TASK DIRECTIONS: State how many lines of the entries below contain the string "bbox". Case counts, and the reply should be the number alone.
-- begin EXERCISE MATERIAL --
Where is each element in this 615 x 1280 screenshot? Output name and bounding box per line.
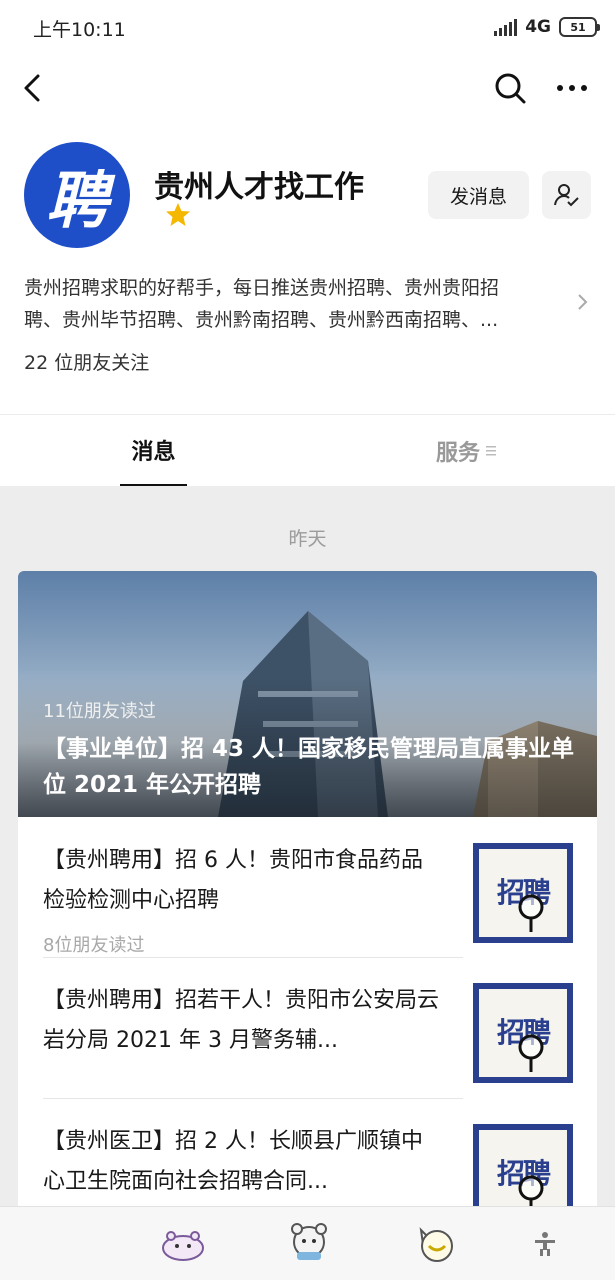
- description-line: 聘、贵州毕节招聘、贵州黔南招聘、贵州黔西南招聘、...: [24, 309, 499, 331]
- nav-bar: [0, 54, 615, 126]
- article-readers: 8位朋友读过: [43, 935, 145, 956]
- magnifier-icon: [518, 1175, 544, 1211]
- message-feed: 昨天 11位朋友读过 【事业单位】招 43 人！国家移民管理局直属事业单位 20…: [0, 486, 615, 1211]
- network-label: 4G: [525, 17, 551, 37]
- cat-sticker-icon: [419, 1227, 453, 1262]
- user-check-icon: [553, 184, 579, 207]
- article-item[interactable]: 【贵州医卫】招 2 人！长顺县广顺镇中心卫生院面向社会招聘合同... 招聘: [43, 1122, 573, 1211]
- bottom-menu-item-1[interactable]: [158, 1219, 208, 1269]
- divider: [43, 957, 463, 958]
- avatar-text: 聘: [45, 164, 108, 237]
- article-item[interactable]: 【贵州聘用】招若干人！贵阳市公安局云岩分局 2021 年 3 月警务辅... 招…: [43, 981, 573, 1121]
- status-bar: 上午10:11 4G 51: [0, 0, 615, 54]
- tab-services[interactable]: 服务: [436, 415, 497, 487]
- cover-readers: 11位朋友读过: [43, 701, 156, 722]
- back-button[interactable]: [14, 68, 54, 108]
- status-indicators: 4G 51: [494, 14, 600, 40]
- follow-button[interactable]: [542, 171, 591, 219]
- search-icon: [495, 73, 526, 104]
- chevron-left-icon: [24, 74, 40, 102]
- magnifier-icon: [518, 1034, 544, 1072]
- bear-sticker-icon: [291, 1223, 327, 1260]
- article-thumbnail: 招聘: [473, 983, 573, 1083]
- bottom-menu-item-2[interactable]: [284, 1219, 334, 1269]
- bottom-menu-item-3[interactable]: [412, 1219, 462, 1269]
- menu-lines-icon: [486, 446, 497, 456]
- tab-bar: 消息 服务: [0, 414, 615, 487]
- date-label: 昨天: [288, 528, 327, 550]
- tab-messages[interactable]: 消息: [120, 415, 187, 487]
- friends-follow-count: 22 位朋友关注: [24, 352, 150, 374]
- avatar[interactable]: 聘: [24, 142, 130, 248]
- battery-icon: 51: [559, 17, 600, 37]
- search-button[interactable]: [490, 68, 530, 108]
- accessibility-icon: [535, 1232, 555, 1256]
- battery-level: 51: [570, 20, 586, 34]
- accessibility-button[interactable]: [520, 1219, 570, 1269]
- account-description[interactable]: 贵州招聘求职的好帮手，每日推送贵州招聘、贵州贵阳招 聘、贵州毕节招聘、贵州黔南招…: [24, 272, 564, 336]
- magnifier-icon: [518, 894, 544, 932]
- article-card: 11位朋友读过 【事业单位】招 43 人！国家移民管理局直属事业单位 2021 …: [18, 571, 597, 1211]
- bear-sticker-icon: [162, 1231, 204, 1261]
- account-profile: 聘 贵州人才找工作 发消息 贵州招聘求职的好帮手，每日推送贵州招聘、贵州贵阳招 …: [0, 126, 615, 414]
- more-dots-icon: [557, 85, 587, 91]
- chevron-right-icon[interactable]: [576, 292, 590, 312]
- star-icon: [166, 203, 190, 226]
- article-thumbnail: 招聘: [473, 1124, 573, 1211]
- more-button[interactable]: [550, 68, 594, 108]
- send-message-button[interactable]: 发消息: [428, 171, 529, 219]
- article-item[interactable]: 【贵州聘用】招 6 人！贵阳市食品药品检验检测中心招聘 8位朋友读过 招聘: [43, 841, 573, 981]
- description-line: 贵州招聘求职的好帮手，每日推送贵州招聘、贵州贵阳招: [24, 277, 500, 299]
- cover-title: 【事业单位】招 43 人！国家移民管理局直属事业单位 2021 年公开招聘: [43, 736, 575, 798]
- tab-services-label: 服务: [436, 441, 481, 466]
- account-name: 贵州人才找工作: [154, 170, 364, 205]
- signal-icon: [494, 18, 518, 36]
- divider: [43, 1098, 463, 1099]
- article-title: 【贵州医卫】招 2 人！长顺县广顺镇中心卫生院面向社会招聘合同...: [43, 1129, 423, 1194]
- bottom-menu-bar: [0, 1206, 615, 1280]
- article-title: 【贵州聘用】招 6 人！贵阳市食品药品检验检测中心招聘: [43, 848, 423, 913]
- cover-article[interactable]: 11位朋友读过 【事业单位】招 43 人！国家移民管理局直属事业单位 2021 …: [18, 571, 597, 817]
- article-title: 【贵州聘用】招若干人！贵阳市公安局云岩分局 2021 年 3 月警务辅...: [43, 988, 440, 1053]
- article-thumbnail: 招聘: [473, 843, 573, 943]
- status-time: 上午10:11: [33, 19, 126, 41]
-- end EXERCISE MATERIAL --
-- begin EXERCISE MATERIAL --
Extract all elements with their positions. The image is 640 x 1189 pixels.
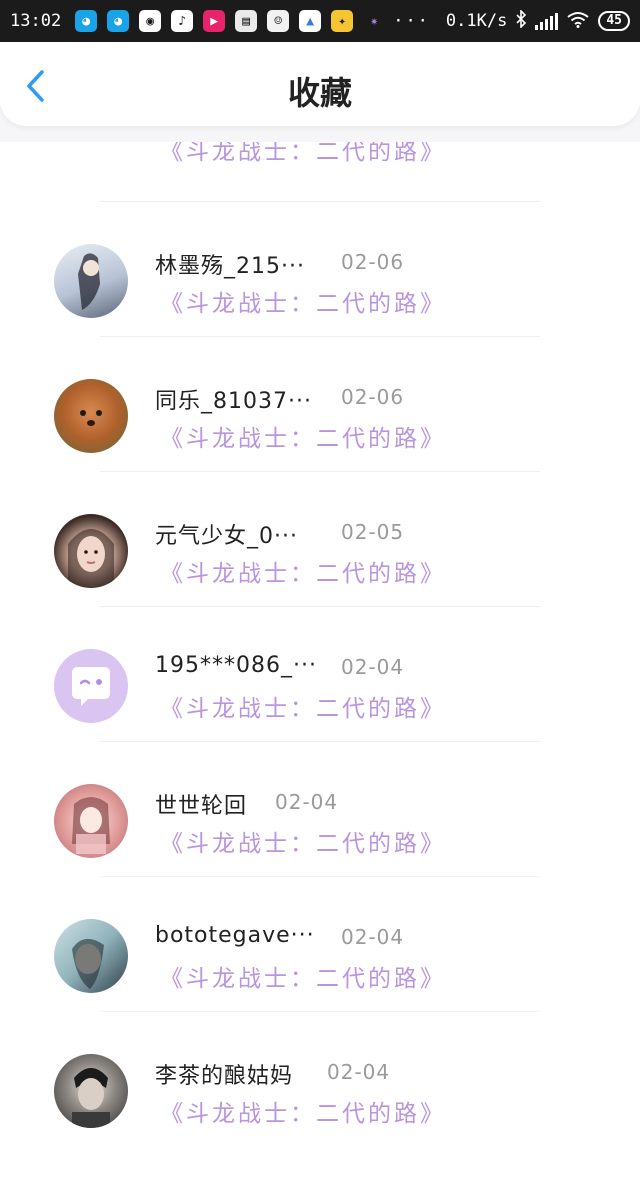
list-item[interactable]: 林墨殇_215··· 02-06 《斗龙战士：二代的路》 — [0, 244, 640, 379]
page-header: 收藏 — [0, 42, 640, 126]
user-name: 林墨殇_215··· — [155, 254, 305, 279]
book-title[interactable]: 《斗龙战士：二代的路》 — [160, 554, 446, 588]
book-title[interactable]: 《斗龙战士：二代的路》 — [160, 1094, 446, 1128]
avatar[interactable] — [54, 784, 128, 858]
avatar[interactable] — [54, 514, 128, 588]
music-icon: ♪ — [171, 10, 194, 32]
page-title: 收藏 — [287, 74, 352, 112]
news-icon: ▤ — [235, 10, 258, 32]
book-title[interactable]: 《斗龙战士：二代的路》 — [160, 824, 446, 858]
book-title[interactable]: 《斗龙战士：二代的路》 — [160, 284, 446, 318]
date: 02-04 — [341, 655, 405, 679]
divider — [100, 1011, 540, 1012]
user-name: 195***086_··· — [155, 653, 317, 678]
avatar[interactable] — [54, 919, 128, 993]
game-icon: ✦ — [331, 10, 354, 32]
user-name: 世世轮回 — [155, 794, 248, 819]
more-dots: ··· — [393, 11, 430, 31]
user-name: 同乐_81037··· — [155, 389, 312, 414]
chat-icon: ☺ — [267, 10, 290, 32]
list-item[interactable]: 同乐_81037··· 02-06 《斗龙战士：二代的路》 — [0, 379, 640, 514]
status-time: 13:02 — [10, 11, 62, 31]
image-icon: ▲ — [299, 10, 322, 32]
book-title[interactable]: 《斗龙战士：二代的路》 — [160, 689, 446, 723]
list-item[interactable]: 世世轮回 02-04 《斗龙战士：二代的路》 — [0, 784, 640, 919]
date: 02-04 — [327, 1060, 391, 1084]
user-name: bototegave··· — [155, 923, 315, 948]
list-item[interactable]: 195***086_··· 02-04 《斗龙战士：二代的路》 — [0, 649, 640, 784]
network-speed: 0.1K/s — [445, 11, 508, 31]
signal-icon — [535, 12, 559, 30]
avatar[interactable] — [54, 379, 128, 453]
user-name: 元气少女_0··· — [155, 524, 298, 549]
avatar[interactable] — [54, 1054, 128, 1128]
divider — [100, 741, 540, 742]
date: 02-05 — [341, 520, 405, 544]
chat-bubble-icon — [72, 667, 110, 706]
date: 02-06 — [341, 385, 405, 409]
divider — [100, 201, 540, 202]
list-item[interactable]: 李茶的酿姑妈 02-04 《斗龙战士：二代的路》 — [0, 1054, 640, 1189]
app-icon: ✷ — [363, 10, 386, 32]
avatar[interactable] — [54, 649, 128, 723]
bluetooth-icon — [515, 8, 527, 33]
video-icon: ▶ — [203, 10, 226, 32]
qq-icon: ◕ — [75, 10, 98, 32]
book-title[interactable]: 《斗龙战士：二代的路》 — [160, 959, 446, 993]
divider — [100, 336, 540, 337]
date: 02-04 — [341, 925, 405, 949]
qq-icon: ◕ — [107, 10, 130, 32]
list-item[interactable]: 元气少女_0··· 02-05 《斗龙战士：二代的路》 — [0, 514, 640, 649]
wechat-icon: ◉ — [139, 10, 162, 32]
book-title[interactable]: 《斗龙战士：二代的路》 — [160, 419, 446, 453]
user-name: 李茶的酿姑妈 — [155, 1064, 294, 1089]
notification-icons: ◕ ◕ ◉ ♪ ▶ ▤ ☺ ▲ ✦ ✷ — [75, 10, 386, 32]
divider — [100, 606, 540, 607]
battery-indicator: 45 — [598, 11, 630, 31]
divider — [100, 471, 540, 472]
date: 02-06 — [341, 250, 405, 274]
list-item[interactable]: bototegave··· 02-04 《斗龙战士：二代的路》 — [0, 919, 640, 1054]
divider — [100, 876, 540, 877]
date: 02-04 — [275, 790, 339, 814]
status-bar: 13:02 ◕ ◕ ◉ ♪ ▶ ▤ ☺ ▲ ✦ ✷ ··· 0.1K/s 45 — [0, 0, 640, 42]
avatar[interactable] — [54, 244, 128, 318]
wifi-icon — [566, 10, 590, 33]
-- end EXERCISE MATERIAL --
-- begin EXERCISE MATERIAL --
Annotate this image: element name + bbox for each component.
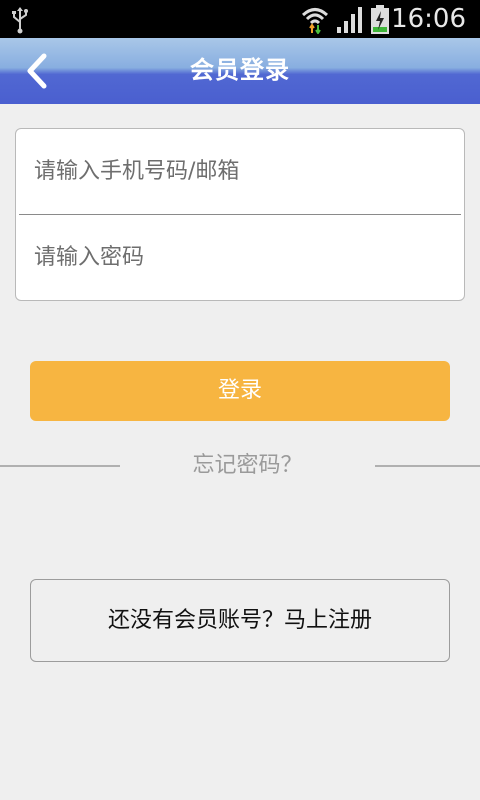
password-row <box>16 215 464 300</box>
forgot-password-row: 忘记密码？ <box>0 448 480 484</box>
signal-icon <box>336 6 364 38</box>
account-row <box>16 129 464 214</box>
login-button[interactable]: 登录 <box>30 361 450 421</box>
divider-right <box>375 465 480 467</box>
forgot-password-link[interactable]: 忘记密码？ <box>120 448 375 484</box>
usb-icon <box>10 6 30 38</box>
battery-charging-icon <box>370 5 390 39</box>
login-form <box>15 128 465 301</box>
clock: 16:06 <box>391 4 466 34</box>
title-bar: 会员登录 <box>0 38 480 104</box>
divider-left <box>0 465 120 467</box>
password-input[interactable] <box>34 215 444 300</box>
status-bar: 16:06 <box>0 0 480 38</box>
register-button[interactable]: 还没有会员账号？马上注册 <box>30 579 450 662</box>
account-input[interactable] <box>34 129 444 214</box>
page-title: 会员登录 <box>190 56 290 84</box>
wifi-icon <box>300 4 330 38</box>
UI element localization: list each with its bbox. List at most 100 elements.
-- end EXERCISE MATERIAL --
WRITTEN RESPONSE: 2